For the material that follows, list every line containing the word "Liquor".

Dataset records

○ ○ ○

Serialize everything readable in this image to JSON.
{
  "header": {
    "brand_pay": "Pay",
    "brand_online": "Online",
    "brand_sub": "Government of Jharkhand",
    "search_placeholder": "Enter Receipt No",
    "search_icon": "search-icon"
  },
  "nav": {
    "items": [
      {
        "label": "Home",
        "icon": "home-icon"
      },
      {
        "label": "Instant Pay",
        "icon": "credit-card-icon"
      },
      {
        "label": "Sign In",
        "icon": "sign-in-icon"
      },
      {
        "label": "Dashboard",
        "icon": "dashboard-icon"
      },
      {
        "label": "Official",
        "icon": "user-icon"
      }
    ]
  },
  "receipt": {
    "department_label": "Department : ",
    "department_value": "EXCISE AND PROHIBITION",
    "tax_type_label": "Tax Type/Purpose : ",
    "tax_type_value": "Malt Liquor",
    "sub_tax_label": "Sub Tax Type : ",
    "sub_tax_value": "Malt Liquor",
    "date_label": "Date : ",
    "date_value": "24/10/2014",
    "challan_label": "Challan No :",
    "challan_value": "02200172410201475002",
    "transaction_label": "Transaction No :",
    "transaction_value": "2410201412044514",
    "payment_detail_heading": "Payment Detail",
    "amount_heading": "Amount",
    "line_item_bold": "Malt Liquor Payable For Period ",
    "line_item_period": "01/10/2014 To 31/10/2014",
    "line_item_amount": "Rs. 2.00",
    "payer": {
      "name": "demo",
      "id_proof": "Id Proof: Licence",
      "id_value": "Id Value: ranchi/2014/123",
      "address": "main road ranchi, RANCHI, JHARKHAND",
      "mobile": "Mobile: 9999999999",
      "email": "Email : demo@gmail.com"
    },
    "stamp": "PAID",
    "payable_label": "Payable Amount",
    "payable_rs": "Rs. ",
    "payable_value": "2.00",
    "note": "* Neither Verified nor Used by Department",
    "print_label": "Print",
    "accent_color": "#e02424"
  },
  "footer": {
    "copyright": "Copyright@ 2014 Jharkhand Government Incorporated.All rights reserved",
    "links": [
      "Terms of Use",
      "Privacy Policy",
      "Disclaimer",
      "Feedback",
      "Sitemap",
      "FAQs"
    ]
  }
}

○ ○ ○

**Result for this task**
    "tax_type_value": "Malt Liquor",
    "sub_tax_value": "Malt Liquor",
    "line_item_bold": "Malt Liquor Payable For Period ",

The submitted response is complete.